#### [SHORT EXERCISE]
In the listing below, locate the lines that hold the string "title". Copy those lines.

[BEGIN SOURCE DATA]

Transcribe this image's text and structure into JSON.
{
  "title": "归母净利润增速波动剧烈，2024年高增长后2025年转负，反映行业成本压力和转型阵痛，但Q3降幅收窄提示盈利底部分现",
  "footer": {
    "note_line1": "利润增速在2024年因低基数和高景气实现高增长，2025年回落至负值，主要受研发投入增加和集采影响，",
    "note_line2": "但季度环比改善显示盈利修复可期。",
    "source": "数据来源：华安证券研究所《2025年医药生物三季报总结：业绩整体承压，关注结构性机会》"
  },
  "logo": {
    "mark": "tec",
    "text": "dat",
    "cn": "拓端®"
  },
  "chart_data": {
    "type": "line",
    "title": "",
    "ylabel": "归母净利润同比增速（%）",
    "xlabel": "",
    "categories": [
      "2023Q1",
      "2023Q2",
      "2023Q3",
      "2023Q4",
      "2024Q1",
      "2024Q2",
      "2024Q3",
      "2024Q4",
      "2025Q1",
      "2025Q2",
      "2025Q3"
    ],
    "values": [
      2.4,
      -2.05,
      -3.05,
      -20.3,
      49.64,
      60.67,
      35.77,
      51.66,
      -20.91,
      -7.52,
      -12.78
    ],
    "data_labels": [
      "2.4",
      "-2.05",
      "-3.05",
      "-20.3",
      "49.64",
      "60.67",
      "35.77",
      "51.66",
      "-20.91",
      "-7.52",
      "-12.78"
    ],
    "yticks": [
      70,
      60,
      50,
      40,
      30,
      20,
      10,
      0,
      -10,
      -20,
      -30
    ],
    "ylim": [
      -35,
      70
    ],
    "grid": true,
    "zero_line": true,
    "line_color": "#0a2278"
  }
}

[END SOURCE DATA]

#### [RESPONSE]
  "title": "归母净利润增速波动剧烈，2024年高增长后2025年转负，反映行业成本压力和转型阵痛，但Q3降幅收窄提示盈利底部分现",
    "title": "",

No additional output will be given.